**EXERCISE INPUTS:**
========

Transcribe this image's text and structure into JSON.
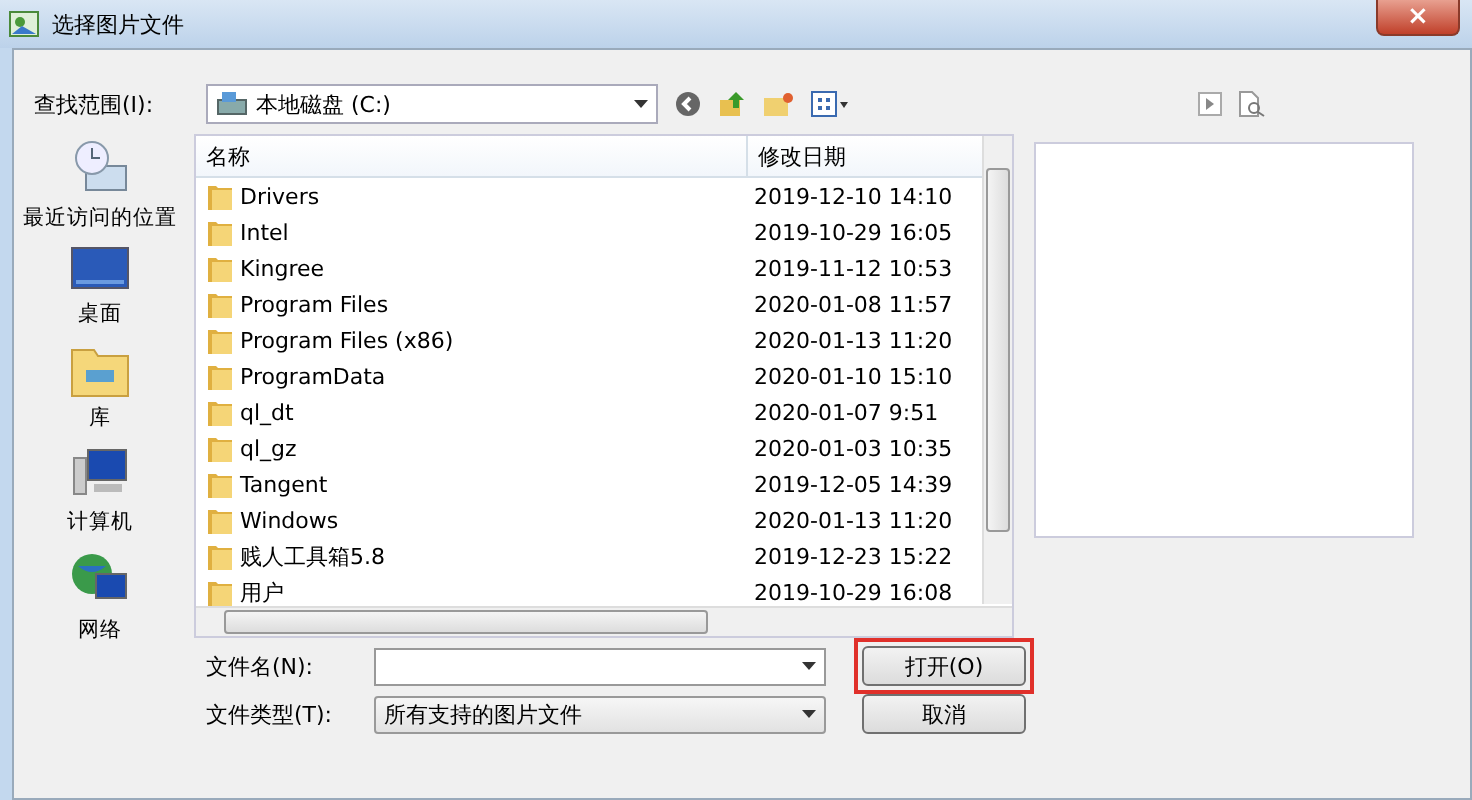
{
  "window": {
    "title": "选择图片文件",
    "close": "×"
  },
  "look_in": {
    "label": "查找范围(I):",
    "value": "本地磁盘 (C:)"
  },
  "sidebar": {
    "items": [
      {
        "label": "最近访问的位置",
        "kind": "recent"
      },
      {
        "label": "桌面",
        "kind": "desktop"
      },
      {
        "label": "库",
        "kind": "library"
      },
      {
        "label": "计算机",
        "kind": "computer"
      },
      {
        "label": "网络",
        "kind": "network"
      }
    ]
  },
  "table": {
    "columns": [
      "名称",
      "修改日期"
    ],
    "rows": [
      {
        "name": "Drivers",
        "date": "2019-12-10 14:10"
      },
      {
        "name": "Intel",
        "date": "2019-10-29 16:05"
      },
      {
        "name": "Kingree",
        "date": "2019-11-12 10:53"
      },
      {
        "name": "Program Files",
        "date": "2020-01-08 11:57"
      },
      {
        "name": "Program Files (x86)",
        "date": "2020-01-13 11:20"
      },
      {
        "name": "ProgramData",
        "date": "2020-01-10 15:10"
      },
      {
        "name": "ql_dt",
        "date": "2020-01-07 9:51"
      },
      {
        "name": "ql_gz",
        "date": "2020-01-03 10:35"
      },
      {
        "name": "Tangent",
        "date": "2019-12-05 14:39"
      },
      {
        "name": "Windows",
        "date": "2020-01-13 11:20"
      },
      {
        "name": "贱人工具箱5.8",
        "date": "2019-12-23 15:22"
      },
      {
        "name": "用户",
        "date": "2019-10-29 16:08"
      }
    ]
  },
  "file_name": {
    "label": "文件名(N):"
  },
  "file_type": {
    "label": "文件类型(T):",
    "value": "所有支持的图片文件"
  },
  "buttons": [
    {
      "label": "打开(O)",
      "highlighted": true
    },
    {
      "label": "取消",
      "highlighted": false
    }
  ]
}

========

**WRITTEN EXERCISE:**
Retype the listing exactly. Pictures do not belong in the copy.

**REPLY TO THE EXERCISE:**
Transcribe this image's text and structure into JSON.
{
  "window": {
    "title": "选择图片文件",
    "close": "×"
  },
  "look_in": {
    "label": "查找范围(I):",
    "value": "本地磁盘 (C:)"
  },
  "sidebar": {
    "items": [
      {
        "label": "最近访问的位置",
        "kind": "recent"
      },
      {
        "label": "桌面",
        "kind": "desktop"
      },
      {
        "label": "库",
        "kind": "library"
      },
      {
        "label": "计算机",
        "kind": "computer"
      },
      {
        "label": "网络",
        "kind": "network"
      }
    ]
  },
  "table": {
    "columns": [
      "名称",
      "修改日期"
    ],
    "rows": [
      {
        "name": "Drivers",
        "date": "2019-12-10 14:10"
      },
      {
        "name": "Intel",
        "date": "2019-10-29 16:05"
      },
      {
        "name": "Kingree",
        "date": "2019-11-12 10:53"
      },
      {
        "name": "Program Files",
        "date": "2020-01-08 11:57"
      },
      {
        "name": "Program Files (x86)",
        "date": "2020-01-13 11:20"
      },
      {
        "name": "ProgramData",
        "date": "2020-01-10 15:10"
      },
      {
        "name": "ql_dt",
        "date": "2020-01-07 9:51"
      },
      {
        "name": "ql_gz",
        "date": "2020-01-03 10:35"
      },
      {
        "name": "Tangent",
        "date": "2019-12-05 14:39"
      },
      {
        "name": "Windows",
        "date": "2020-01-13 11:20"
      },
      {
        "name": "贱人工具箱5.8",
        "date": "2019-12-23 15:22"
      },
      {
        "name": "用户",
        "date": "2019-10-29 16:08"
      }
    ]
  },
  "file_name": {
    "label": "文件名(N):"
  },
  "file_type": {
    "label": "文件类型(T):",
    "value": "所有支持的图片文件"
  },
  "buttons": [
    {
      "label": "打开(O)",
      "highlighted": true
    },
    {
      "label": "取消",
      "highlighted": false
    }
  ]
}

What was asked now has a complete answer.